Images must not appear in your copy; reproduce every other part of the records exactly.

:: Record list ::

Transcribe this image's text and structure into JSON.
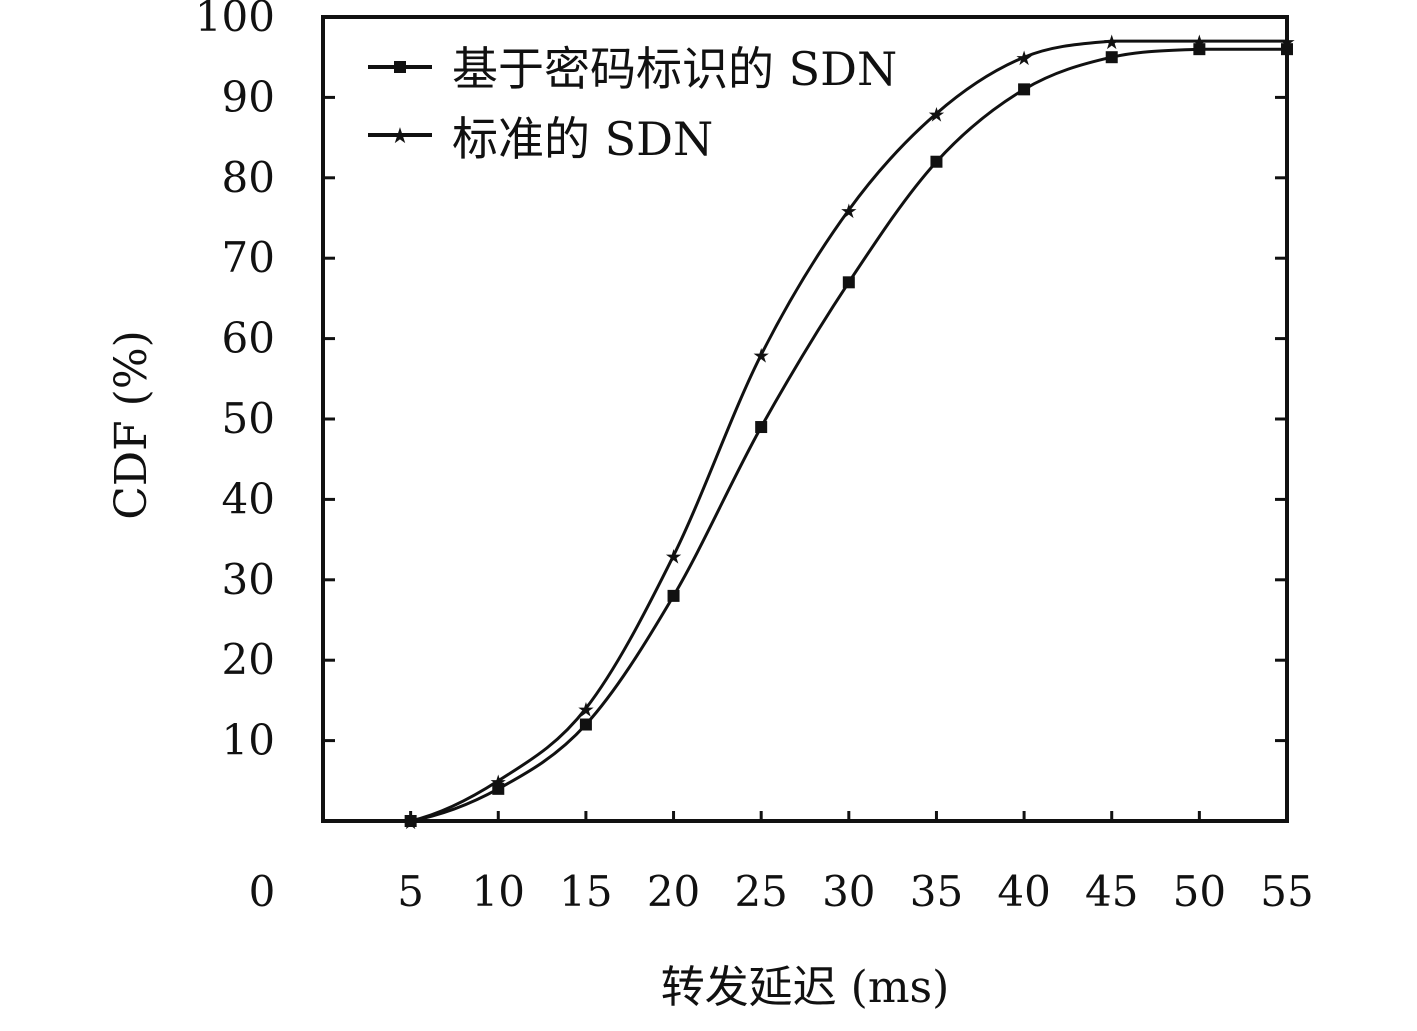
{
  "chart_data": {
    "type": "line",
    "title": "",
    "xlabel": "转发延迟 (ms)",
    "ylabel": "CDF (%)",
    "xlim": [
      0,
      55
    ],
    "ylim": [
      0,
      100
    ],
    "x_ticks": [
      5,
      10,
      15,
      20,
      25,
      30,
      35,
      40,
      45,
      50,
      55
    ],
    "x_origin_label": "0",
    "y_ticks": [
      10,
      20,
      30,
      40,
      50,
      60,
      70,
      80,
      90,
      100
    ],
    "grid": false,
    "legend_position": "top-left",
    "series": [
      {
        "name": "基于密码标识的 SDN",
        "marker": "square",
        "color": "#111111",
        "x": [
          0,
          5,
          10,
          15,
          20,
          25,
          30,
          35,
          40,
          45,
          50,
          55
        ],
        "y": [
          0,
          0,
          4,
          12,
          28,
          49,
          67,
          82,
          91,
          95,
          96,
          96
        ]
      },
      {
        "name": "标准的 SDN",
        "marker": "star",
        "color": "#111111",
        "x": [
          0,
          5,
          10,
          15,
          20,
          25,
          30,
          35,
          40,
          45,
          50,
          55
        ],
        "y": [
          0,
          0,
          5,
          14,
          33,
          58,
          76,
          88,
          95,
          97,
          97,
          97
        ]
      }
    ]
  }
}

:::

**Result of this task**
Transcribe this image's text and structure into JSON.
{
  "chart_data": {
    "type": "line",
    "title": "",
    "xlabel": "转发延迟 (ms)",
    "ylabel": "CDF (%)",
    "xlim": [
      0,
      55
    ],
    "ylim": [
      0,
      100
    ],
    "x_ticks": [
      5,
      10,
      15,
      20,
      25,
      30,
      35,
      40,
      45,
      50,
      55
    ],
    "x_origin_label": "0",
    "y_ticks": [
      10,
      20,
      30,
      40,
      50,
      60,
      70,
      80,
      90,
      100
    ],
    "grid": false,
    "legend_position": "top-left",
    "series": [
      {
        "name": "基于密码标识的 SDN",
        "marker": "square",
        "color": "#111111",
        "x": [
          0,
          5,
          10,
          15,
          20,
          25,
          30,
          35,
          40,
          45,
          50,
          55
        ],
        "y": [
          0,
          0,
          4,
          12,
          28,
          49,
          67,
          82,
          91,
          95,
          96,
          96
        ]
      },
      {
        "name": "标准的 SDN",
        "marker": "star",
        "color": "#111111",
        "x": [
          0,
          5,
          10,
          15,
          20,
          25,
          30,
          35,
          40,
          45,
          50,
          55
        ],
        "y": [
          0,
          0,
          5,
          14,
          33,
          58,
          76,
          88,
          95,
          97,
          97,
          97
        ]
      }
    ]
  }
}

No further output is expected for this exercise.